■ Exercise objective ■
All of the material below is to be retyped exactly.

■ Data listing ■
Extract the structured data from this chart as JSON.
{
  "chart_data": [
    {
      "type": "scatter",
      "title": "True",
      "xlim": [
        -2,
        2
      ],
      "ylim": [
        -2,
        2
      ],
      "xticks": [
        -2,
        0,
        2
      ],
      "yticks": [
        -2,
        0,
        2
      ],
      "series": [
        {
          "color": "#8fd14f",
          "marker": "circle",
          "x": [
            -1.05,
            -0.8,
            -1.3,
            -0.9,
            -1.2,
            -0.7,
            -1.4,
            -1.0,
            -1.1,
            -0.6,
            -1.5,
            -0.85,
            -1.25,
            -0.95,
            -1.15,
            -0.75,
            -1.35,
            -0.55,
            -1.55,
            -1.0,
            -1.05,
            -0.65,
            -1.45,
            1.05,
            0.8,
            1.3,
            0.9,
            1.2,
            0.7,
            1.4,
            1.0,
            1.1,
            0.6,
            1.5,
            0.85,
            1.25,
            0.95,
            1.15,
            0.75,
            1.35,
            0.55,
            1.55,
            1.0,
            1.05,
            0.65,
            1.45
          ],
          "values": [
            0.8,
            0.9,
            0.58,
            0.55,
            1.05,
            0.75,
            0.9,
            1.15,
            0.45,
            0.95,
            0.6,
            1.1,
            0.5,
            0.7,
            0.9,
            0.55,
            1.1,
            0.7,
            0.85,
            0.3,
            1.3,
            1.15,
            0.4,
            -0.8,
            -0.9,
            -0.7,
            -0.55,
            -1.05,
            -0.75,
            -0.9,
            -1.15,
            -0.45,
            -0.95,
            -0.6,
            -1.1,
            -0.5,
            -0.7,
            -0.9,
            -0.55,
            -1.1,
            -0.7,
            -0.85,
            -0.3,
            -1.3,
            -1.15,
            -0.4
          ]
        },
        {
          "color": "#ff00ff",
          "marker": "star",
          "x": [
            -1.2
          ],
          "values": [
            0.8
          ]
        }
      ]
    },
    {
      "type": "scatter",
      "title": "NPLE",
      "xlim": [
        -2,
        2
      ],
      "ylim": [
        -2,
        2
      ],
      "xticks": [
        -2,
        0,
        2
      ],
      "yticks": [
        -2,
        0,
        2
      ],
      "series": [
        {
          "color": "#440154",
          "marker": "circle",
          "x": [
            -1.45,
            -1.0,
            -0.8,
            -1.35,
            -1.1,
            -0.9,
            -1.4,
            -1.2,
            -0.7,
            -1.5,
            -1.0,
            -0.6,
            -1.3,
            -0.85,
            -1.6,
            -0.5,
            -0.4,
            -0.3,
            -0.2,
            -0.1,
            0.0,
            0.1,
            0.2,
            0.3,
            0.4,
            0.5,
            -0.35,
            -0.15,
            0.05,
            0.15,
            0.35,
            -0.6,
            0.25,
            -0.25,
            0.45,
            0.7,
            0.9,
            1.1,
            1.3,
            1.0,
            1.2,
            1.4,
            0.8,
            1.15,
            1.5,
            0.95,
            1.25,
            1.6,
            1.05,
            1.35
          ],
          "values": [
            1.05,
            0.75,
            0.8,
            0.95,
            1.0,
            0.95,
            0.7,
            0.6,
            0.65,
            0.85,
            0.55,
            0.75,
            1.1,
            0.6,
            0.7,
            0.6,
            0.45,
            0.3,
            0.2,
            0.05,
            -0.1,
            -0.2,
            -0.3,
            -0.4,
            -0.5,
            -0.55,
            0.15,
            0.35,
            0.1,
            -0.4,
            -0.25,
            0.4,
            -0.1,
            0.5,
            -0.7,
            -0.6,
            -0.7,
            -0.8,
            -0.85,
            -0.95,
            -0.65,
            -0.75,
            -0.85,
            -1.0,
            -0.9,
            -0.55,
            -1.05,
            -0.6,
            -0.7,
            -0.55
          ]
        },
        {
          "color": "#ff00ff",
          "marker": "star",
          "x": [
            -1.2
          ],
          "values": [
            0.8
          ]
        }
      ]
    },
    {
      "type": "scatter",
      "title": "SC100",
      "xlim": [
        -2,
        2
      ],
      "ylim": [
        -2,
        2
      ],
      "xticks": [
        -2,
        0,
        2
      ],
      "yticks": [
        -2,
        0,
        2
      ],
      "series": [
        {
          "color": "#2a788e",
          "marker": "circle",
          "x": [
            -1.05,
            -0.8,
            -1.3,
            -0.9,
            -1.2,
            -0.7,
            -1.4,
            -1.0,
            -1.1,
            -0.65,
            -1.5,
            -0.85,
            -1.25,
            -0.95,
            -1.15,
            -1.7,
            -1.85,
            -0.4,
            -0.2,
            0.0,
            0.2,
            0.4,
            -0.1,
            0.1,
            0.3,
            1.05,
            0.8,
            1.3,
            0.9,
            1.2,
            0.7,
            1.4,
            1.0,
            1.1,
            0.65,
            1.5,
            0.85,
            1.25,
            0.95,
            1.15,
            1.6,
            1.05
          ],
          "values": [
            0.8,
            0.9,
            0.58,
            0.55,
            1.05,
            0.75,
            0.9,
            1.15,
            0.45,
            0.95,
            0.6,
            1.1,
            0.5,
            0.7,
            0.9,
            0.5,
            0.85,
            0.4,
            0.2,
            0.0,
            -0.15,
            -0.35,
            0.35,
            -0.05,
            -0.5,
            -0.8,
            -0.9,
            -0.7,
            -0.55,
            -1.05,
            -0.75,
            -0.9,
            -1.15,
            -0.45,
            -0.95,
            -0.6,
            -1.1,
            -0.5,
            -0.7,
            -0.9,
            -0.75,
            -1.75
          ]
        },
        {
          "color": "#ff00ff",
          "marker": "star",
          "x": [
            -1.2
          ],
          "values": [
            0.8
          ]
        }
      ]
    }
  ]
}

■ Response to this task ■
Extract the structured data from this chart as JSON.
{
  "chart_data": [
    {
      "type": "scatter",
      "title": "True",
      "xlim": [
        -2,
        2
      ],
      "ylim": [
        -2,
        2
      ],
      "xticks": [
        -2,
        0,
        2
      ],
      "yticks": [
        -2,
        0,
        2
      ],
      "series": [
        {
          "color": "#8fd14f",
          "marker": "circle",
          "x": [
            -1.05,
            -0.8,
            -1.3,
            -0.9,
            -1.2,
            -0.7,
            -1.4,
            -1.0,
            -1.1,
            -0.6,
            -1.5,
            -0.85,
            -1.25,
            -0.95,
            -1.15,
            -0.75,
            -1.35,
            -0.55,
            -1.55,
            -1.0,
            -1.05,
            -0.65,
            -1.45,
            1.05,
            0.8,
            1.3,
            0.9,
            1.2,
            0.7,
            1.4,
            1.0,
            1.1,
            0.6,
            1.5,
            0.85,
            1.25,
            0.95,
            1.15,
            0.75,
            1.35,
            0.55,
            1.55,
            1.0,
            1.05,
            0.65,
            1.45
          ],
          "values": [
            0.8,
            0.9,
            0.58,
            0.55,
            1.05,
            0.75,
            0.9,
            1.15,
            0.45,
            0.95,
            0.6,
            1.1,
            0.5,
            0.7,
            0.9,
            0.55,
            1.1,
            0.7,
            0.85,
            0.3,
            1.3,
            1.15,
            0.4,
            -0.8,
            -0.9,
            -0.7,
            -0.55,
            -1.05,
            -0.75,
            -0.9,
            -1.15,
            -0.45,
            -0.95,
            -0.6,
            -1.1,
            -0.5,
            -0.7,
            -0.9,
            -0.55,
            -1.1,
            -0.7,
            -0.85,
            -0.3,
            -1.3,
            -1.15,
            -0.4
          ]
        },
        {
          "color": "#ff00ff",
          "marker": "star",
          "x": [
            -1.2
          ],
          "values": [
            0.8
          ]
        }
      ]
    },
    {
      "type": "scatter",
      "title": "NPLE",
      "xlim": [
        -2,
        2
      ],
      "ylim": [
        -2,
        2
      ],
      "xticks": [
        -2,
        0,
        2
      ],
      "yticks": [
        -2,
        0,
        2
      ],
      "series": [
        {
          "color": "#440154",
          "marker": "circle",
          "x": [
            -1.45,
            -1.0,
            -0.8,
            -1.35,
            -1.1,
            -0.9,
            -1.4,
            -1.2,
            -0.7,
            -1.5,
            -1.0,
            -0.6,
            -1.3,
            -0.85,
            -1.6,
            -0.5,
            -0.4,
            -0.3,
            -0.2,
            -0.1,
            0.0,
            0.1,
            0.2,
            0.3,
            0.4,
            0.5,
            -0.35,
            -0.15,
            0.05,
            0.15,
            0.35,
            -0.6,
            0.25,
            -0.25,
            0.45,
            0.7,
            0.9,
            1.1,
            1.3,
            1.0,
            1.2,
            1.4,
            0.8,
            1.15,
            1.5,
            0.95,
            1.25,
            1.6,
            1.05,
            1.35
          ],
          "values": [
            1.05,
            0.75,
            0.8,
            0.95,
            1.0,
            0.95,
            0.7,
            0.6,
            0.65,
            0.85,
            0.55,
            0.75,
            1.1,
            0.6,
            0.7,
            0.6,
            0.45,
            0.3,
            0.2,
            0.05,
            -0.1,
            -0.2,
            -0.3,
            -0.4,
            -0.5,
            -0.55,
            0.15,
            0.35,
            0.1,
            -0.4,
            -0.25,
            0.4,
            -0.1,
            0.5,
            -0.7,
            -0.6,
            -0.7,
            -0.8,
            -0.85,
            -0.95,
            -0.65,
            -0.75,
            -0.85,
            -1.0,
            -0.9,
            -0.55,
            -1.05,
            -0.6,
            -0.7,
            -0.55
          ]
        },
        {
          "color": "#ff00ff",
          "marker": "star",
          "x": [
            -1.2
          ],
          "values": [
            0.8
          ]
        }
      ]
    },
    {
      "type": "scatter",
      "title": "SC100",
      "xlim": [
        -2,
        2
      ],
      "ylim": [
        -2,
        2
      ],
      "xticks": [
        -2,
        0,
        2
      ],
      "yticks": [
        -2,
        0,
        2
      ],
      "series": [
        {
          "color": "#2a788e",
          "marker": "circle",
          "x": [
            -1.05,
            -0.8,
            -1.3,
            -0.9,
            -1.2,
            -0.7,
            -1.4,
            -1.0,
            -1.1,
            -0.65,
            -1.5,
            -0.85,
            -1.25,
            -0.95,
            -1.15,
            -1.7,
            -1.85,
            -0.4,
            -0.2,
            0.0,
            0.2,
            0.4,
            -0.1,
            0.1,
            0.3,
            1.05,
            0.8,
            1.3,
            0.9,
            1.2,
            0.7,
            1.4,
            1.0,
            1.1,
            0.65,
            1.5,
            0.85,
            1.25,
            0.95,
            1.15,
            1.6,
            1.05
          ],
          "values": [
            0.8,
            0.9,
            0.58,
            0.55,
            1.05,
            0.75,
            0.9,
            1.15,
            0.45,
            0.95,
            0.6,
            1.1,
            0.5,
            0.7,
            0.9,
            0.5,
            0.85,
            0.4,
            0.2,
            0.0,
            -0.15,
            -0.35,
            0.35,
            -0.05,
            -0.5,
            -0.8,
            -0.9,
            -0.7,
            -0.55,
            -1.05,
            -0.75,
            -0.9,
            -1.15,
            -0.45,
            -0.95,
            -0.6,
            -1.1,
            -0.5,
            -0.7,
            -0.9,
            -0.75,
            -1.75
          ]
        },
        {
          "color": "#ff00ff",
          "marker": "star",
          "x": [
            -1.2
          ],
          "values": [
            0.8
          ]
        }
      ]
    }
  ]
}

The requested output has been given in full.